#### WHAT THE TASK ASKS:
Each line that follows should be printed again exactly as it stands.
─── SUPPLIED RECORDS ───
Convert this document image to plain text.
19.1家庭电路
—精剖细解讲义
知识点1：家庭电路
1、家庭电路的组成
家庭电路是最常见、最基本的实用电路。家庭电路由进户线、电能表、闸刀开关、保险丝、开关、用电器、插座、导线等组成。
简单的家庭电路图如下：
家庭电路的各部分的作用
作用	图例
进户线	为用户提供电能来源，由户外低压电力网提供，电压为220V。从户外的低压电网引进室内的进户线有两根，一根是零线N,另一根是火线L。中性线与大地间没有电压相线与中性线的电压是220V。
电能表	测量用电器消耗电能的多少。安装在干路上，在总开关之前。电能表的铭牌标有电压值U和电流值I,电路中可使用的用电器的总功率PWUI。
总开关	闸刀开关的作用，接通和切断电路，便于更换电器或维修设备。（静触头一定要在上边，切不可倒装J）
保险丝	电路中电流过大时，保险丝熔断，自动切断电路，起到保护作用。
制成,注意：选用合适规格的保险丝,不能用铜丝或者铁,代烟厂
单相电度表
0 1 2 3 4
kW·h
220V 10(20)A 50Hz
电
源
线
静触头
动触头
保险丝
───
#### THE RESULT:
Convert this document image to plain text.
19.1家庭电路
—精剖细解讲义
知识点1：家庭电路
1、家庭电路的组成
家庭电路是最常见、最基本的实用电路。家庭电路由进户线、电能表、闸刀开关、保险丝、开关、用电器、插座、导线等组成。
简单的家庭电路图如下：
家庭电路的各部分的作用
作用	图例
进户线	为用户提供电能来源，由户外低压电力网提供，电压为220V。从户外的低压电网引进室内的进户线有两根，一根是零线N,另一根是火线L。中性线与大地间没有电压相线与中性线的电压是220V。
电能表	测量用电器消耗电能的多少。安装在干路上，在总开关之前。电能表的铭牌标有电压值U和电流值I,电路中可使用的用电器的总功率PWUI。
总开关	闸刀开关的作用，接通和切断电路，便于更换电器或维修设备。（静触头一定要在上边，切不可倒装J）
保险丝	电路中电流过大时，保险丝熔断，自动切断电路，起到保护作用。
制成,注意：选用合适规格的保险丝,不能用铜丝或者铁,代烟厂
单相电度表
0 1 2 3 4
kW·h
220V 10(20)A 50Hz
电
源
线
静触头
动触头
保险丝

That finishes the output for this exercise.